Problem to solve >> Transcribe the whole listing below without changing a word, but leave out every image.

Record excerpts >>
--- BEGIN ---

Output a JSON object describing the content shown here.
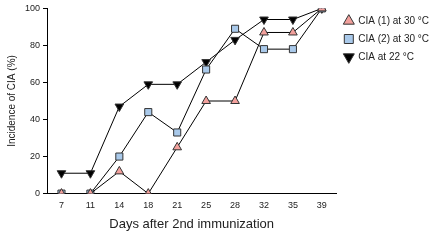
{
  "chart_data": {
    "type": "line",
    "x_label": "Days after 2nd immunization",
    "y_label": "Incidence of CIA (%)",
    "categories": [
      "7",
      "11",
      "14",
      "18",
      "21",
      "25",
      "28",
      "32",
      "35",
      "39"
    ],
    "series": [
      {
        "name": "CIA (1) at 30 °C",
        "color": "#f2a09c",
        "marker": "triangle",
        "values": [
          0,
          0,
          12,
          0,
          25,
          50,
          50,
          87,
          87,
          100
        ]
      },
      {
        "name": "CIA (2) at 30 °C",
        "color": "#a9c9ea",
        "marker": "square",
        "values": [
          0,
          0,
          20,
          44,
          33,
          67,
          89,
          78,
          78,
          100
        ]
      },
      {
        "name": "CIA at 22 °C",
        "color": "#000000",
        "marker": "triangle_down",
        "values": [
          11,
          11,
          47,
          59,
          59,
          71,
          83,
          94,
          94,
          100
        ]
      }
    ],
    "ylim": [
      0,
      100
    ],
    "yticks": [
      0,
      20,
      40,
      60,
      80,
      100
    ],
    "grid": false,
    "legend": "right"
  }
}
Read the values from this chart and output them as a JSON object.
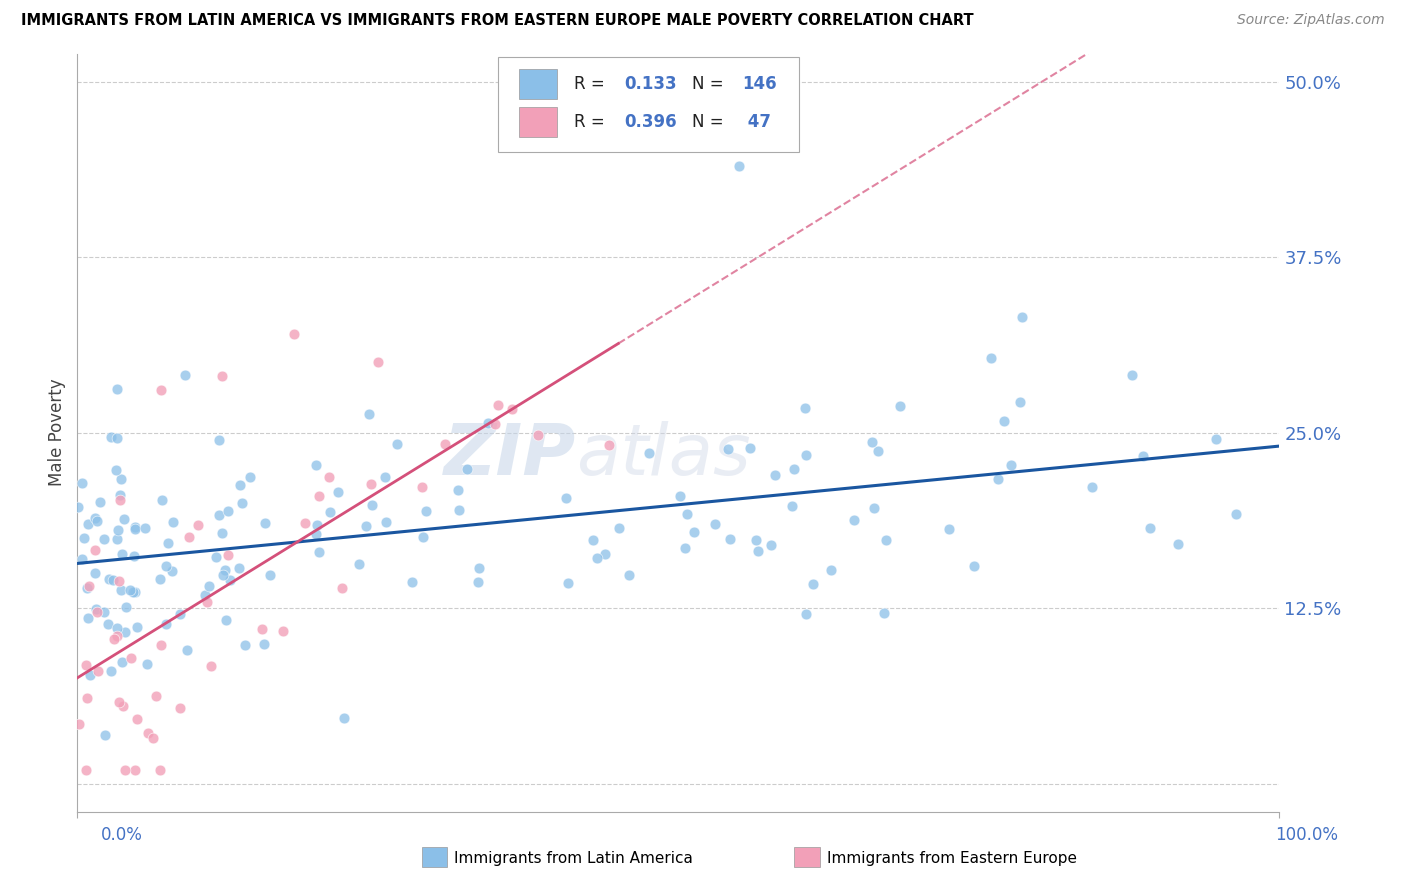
{
  "title": "IMMIGRANTS FROM LATIN AMERICA VS IMMIGRANTS FROM EASTERN EUROPE MALE POVERTY CORRELATION CHART",
  "source": "Source: ZipAtlas.com",
  "ylabel": "Male Poverty",
  "ytick_vals": [
    0.0,
    0.125,
    0.25,
    0.375,
    0.5
  ],
  "ytick_labels": [
    "",
    "12.5%",
    "25.0%",
    "37.5%",
    "50.0%"
  ],
  "color_latin": "#8BBFE8",
  "color_eastern": "#F2A0B8",
  "line_color_latin": "#1A56A0",
  "line_color_eastern": "#D4507A",
  "tick_color": "#4472C4",
  "n_latin": 146,
  "n_eastern": 47,
  "seed": 12345
}
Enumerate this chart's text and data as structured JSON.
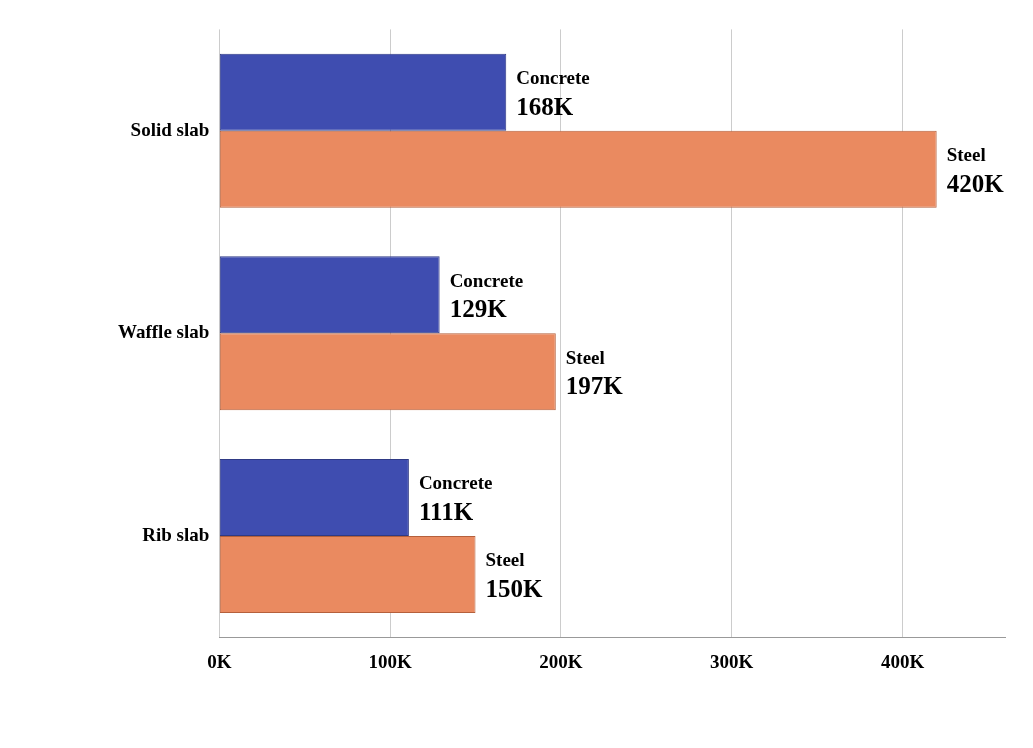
{
  "chart_data": {
    "type": "bar",
    "orientation": "horizontal",
    "categories": [
      "Solid slab",
      "Waffle slab",
      "Rib slab"
    ],
    "series": [
      {
        "name": "Concrete",
        "color": "#3f4db0",
        "values": [
          168000,
          129000,
          111000
        ],
        "value_labels": [
          "168K",
          "129K",
          "111K"
        ]
      },
      {
        "name": "Steel",
        "color": "#ea8a60",
        "values": [
          420000,
          197000,
          150000
        ],
        "value_labels": [
          "420K",
          "197K",
          "150K"
        ]
      }
    ],
    "xlim": [
      0,
      460000
    ],
    "xticks": [
      {
        "value": 0,
        "label": "0K"
      },
      {
        "value": 100000,
        "label": "100K"
      },
      {
        "value": 200000,
        "label": "200K"
      },
      {
        "value": 300000,
        "label": "300K"
      },
      {
        "value": 400000,
        "label": "400K"
      }
    ],
    "grid": "x",
    "legend": false
  }
}
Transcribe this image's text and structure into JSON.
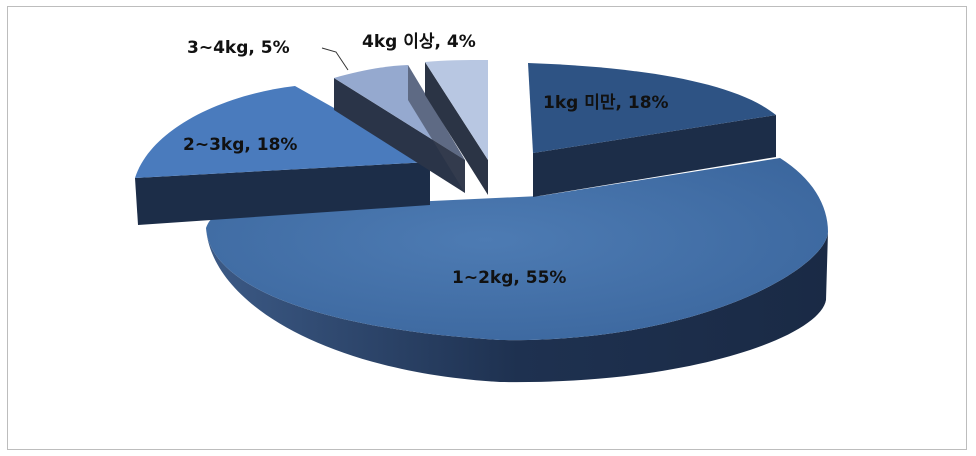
{
  "chart_data": {
    "type": "pie",
    "style": "3d-exploded",
    "title": "",
    "slices": [
      {
        "label": "1kg 미만, 18%",
        "category": "1kg 미만",
        "value": 18
      },
      {
        "label": "1~2kg, 55%",
        "category": "1~2kg",
        "value": 55
      },
      {
        "label": "2~3kg, 18%",
        "category": "2~3kg",
        "value": 18
      },
      {
        "label": "3~4kg, 5%",
        "category": "3~4kg",
        "value": 5
      },
      {
        "label": "4kg 이상, 4%",
        "category": "4kg 이상",
        "value": 4
      }
    ],
    "colors": {
      "slice_1kg_under": "#2e5384",
      "slice_1_2kg": "#4472a8",
      "slice_2_3kg": "#4a7bbd",
      "slice_3_4kg": "#95a9cf",
      "slice_4kg_over": "#b8c7e2",
      "side_dark": "#1c2d48"
    }
  }
}
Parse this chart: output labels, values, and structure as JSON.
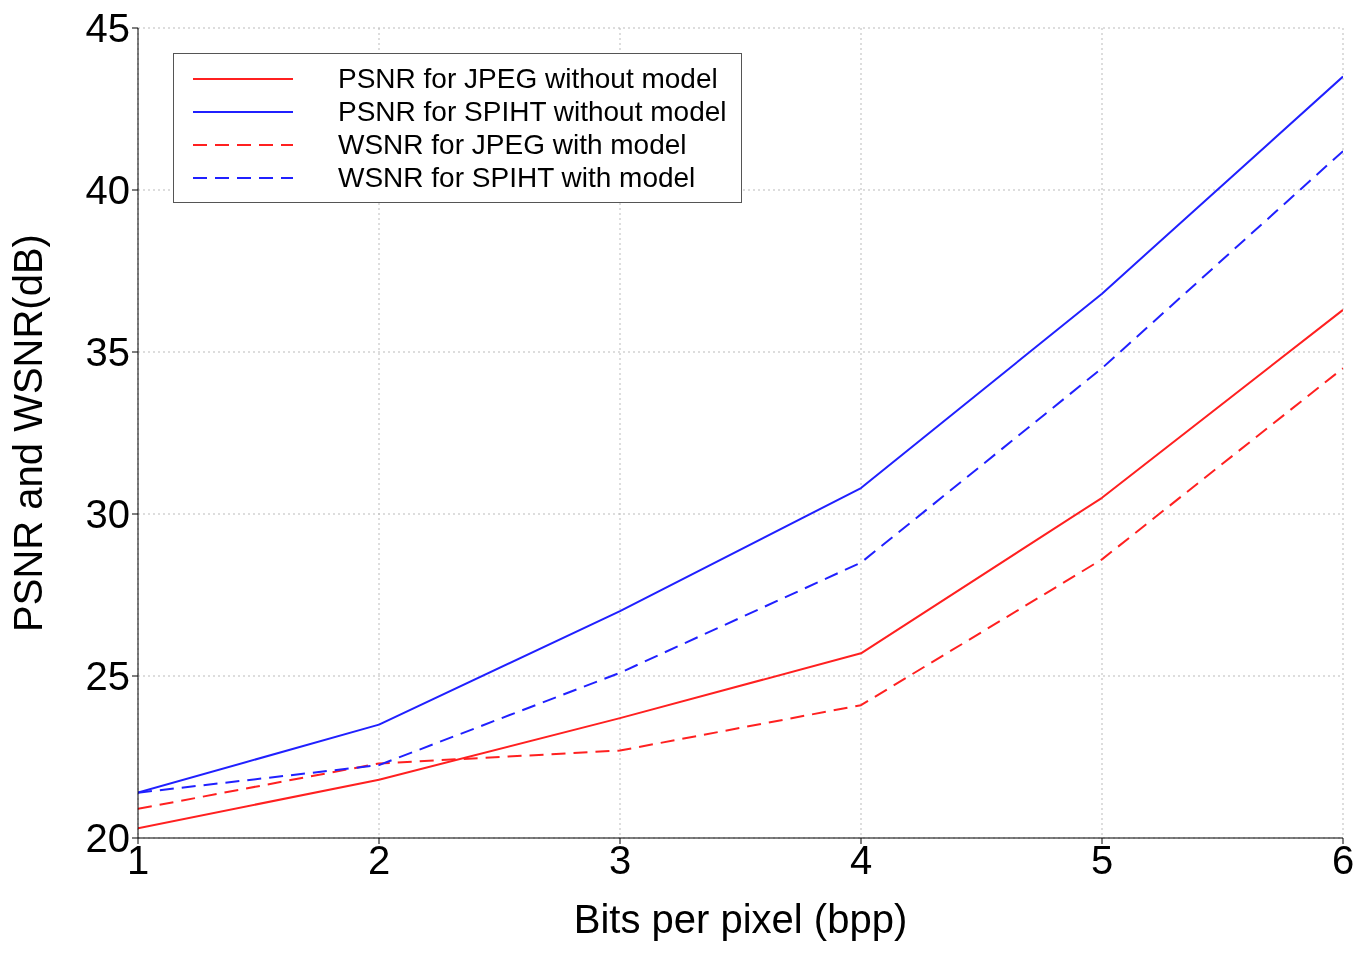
{
  "chart_data": {
    "type": "line",
    "xlabel": "Bits per pixel (bpp)",
    "ylabel": "PSNR and WSNR(dB)",
    "x": [
      1,
      2,
      3,
      4,
      5,
      6
    ],
    "series": [
      {
        "name": "PSNR for JPEG without model",
        "color": "#ff2020",
        "line_style": "solid",
        "values": [
          20.3,
          21.8,
          23.7,
          25.7,
          30.5,
          36.3
        ]
      },
      {
        "name": "PSNR for SPIHT without model",
        "color": "#2020ff",
        "line_style": "solid",
        "values": [
          21.4,
          23.5,
          27.0,
          30.8,
          36.8,
          43.5
        ]
      },
      {
        "name": "WSNR for JPEG with model",
        "color": "#ff2020",
        "line_style": "dashed",
        "values": [
          20.9,
          22.3,
          22.7,
          24.1,
          28.6,
          34.5
        ]
      },
      {
        "name": "WSNR for SPIHT with model",
        "color": "#2020ff",
        "line_style": "dashed",
        "values": [
          21.4,
          22.25,
          25.1,
          28.5,
          34.5,
          41.2
        ]
      }
    ],
    "xlim": [
      1,
      6
    ],
    "xticks": [
      1,
      2,
      3,
      4,
      5,
      6
    ],
    "ylim": [
      20,
      45
    ],
    "yticks": [
      20,
      25,
      30,
      35,
      40,
      45
    ],
    "grid": true,
    "legend": "top left",
    "marker": "none"
  }
}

--- END ---

Output of the task >>
Output a JSON object describing the content shown here.
{
  "chart_data": {
    "type": "line",
    "x_label": "Days after 2nd immunization",
    "y_label": "Incidence of CIA (%)",
    "categories": [
      "7",
      "11",
      "14",
      "18",
      "21",
      "25",
      "28",
      "32",
      "35",
      "39"
    ],
    "series": [
      {
        "name": "CIA (1) at 30 °C",
        "color": "#f2a09c",
        "marker": "triangle",
        "values": [
          0,
          0,
          12,
          0,
          25,
          50,
          50,
          87,
          87,
          100
        ]
      },
      {
        "name": "CIA (2) at 30 °C",
        "color": "#a9c9ea",
        "marker": "square",
        "values": [
          0,
          0,
          20,
          44,
          33,
          67,
          89,
          78,
          78,
          100
        ]
      },
      {
        "name": "CIA at 22 °C",
        "color": "#000000",
        "marker": "triangle_down",
        "values": [
          11,
          11,
          47,
          59,
          59,
          71,
          83,
          94,
          94,
          100
        ]
      }
    ],
    "ylim": [
      0,
      100
    ],
    "yticks": [
      0,
      20,
      40,
      60,
      80,
      100
    ],
    "grid": false,
    "legend": "right"
  }
}
Read the values from this chart and output them as a JSON object.
{
  "title": "IMMIGRANTS FROM LATIN AMERICA VS IMMIGRANTS FROM EASTERN EUROPE MALE POVERTY CORRELATION CHART",
  "source": "Source: ZipAtlas.com",
  "ylabel": "Male Poverty",
  "ytick_vals": [
    0.0,
    0.125,
    0.25,
    0.375,
    0.5
  ],
  "ytick_labels": [
    "",
    "12.5%",
    "25.0%",
    "37.5%",
    "50.0%"
  ],
  "color_latin": "#8BBFE8",
  "color_eastern": "#F2A0B8",
  "line_color_latin": "#1A56A0",
  "line_color_eastern": "#D4507A",
  "tick_color": "#4472C4",
  "n_latin": 146,
  "n_eastern": 47,
  "seed": 12345
}
Enumerate this chart's text and data as structured JSON.
{
  "chart_data": {
    "type": "bar",
    "orientation": "horizontal",
    "categories": [
      "Solid slab",
      "Waffle slab",
      "Rib slab"
    ],
    "series": [
      {
        "name": "Concrete",
        "color": "#3f4db0",
        "values": [
          168000,
          129000,
          111000
        ],
        "value_labels": [
          "168K",
          "129K",
          "111K"
        ]
      },
      {
        "name": "Steel",
        "color": "#ea8a60",
        "values": [
          420000,
          197000,
          150000
        ],
        "value_labels": [
          "420K",
          "197K",
          "150K"
        ]
      }
    ],
    "xlim": [
      0,
      460000
    ],
    "xticks": [
      {
        "value": 0,
        "label": "0K"
      },
      {
        "value": 100000,
        "label": "100K"
      },
      {
        "value": 200000,
        "label": "200K"
      },
      {
        "value": 300000,
        "label": "300K"
      },
      {
        "value": 400000,
        "label": "400K"
      }
    ],
    "grid": "x",
    "legend": false
  }
}
Transcribe this image's text and structure into JSON.
{
  "chart_data": {
    "type": "pie",
    "style": "3d-exploded",
    "title": "",
    "slices": [
      {
        "label": "1kg 미만, 18%",
        "category": "1kg 미만",
        "value": 18
      },
      {
        "label": "1~2kg, 55%",
        "category": "1~2kg",
        "value": 55
      },
      {
        "label": "2~3kg, 18%",
        "category": "2~3kg",
        "value": 18
      },
      {
        "label": "3~4kg, 5%",
        "category": "3~4kg",
        "value": 5
      },
      {
        "label": "4kg 이상, 4%",
        "category": "4kg 이상",
        "value": 4
      }
    ],
    "colors": {
      "slice_1kg_under": "#2e5384",
      "slice_1_2kg": "#4472a8",
      "slice_2_3kg": "#4a7bbd",
      "slice_3_4kg": "#95a9cf",
      "slice_4kg_over": "#b8c7e2",
      "side_dark": "#1c2d48"
    }
  }
}
Parse this chart: output labels, values, and structure as JSON.
{
  "chart_data": {
    "type": "line",
    "xlabel": "Bits per pixel (bpp)",
    "ylabel": "PSNR and WSNR(dB)",
    "x": [
      1,
      2,
      3,
      4,
      5,
      6
    ],
    "series": [
      {
        "name": "PSNR for JPEG without model",
        "color": "#ff2020",
        "line_style": "solid",
        "values": [
          20.3,
          21.8,
          23.7,
          25.7,
          30.5,
          36.3
        ]
      },
      {
        "name": "PSNR for SPIHT without model",
        "color": "#2020ff",
        "line_style": "solid",
        "values": [
          21.4,
          23.5,
          27.0,
          30.8,
          36.8,
          43.5
        ]
      },
      {
        "name": "WSNR for JPEG with model",
        "color": "#ff2020",
        "line_style": "dashed",
        "values": [
          20.9,
          22.3,
          22.7,
          24.1,
          28.6,
          34.5
        ]
      },
      {
        "name": "WSNR for SPIHT with model",
        "color": "#2020ff",
        "line_style": "dashed",
        "values": [
          21.4,
          22.25,
          25.1,
          28.5,
          34.5,
          41.2
        ]
      }
    ],
    "xlim": [
      1,
      6
    ],
    "xticks": [
      1,
      2,
      3,
      4,
      5,
      6
    ],
    "ylim": [
      20,
      45
    ],
    "yticks": [
      20,
      25,
      30,
      35,
      40,
      45
    ],
    "grid": true,
    "legend": "top left",
    "marker": "none"
  }
}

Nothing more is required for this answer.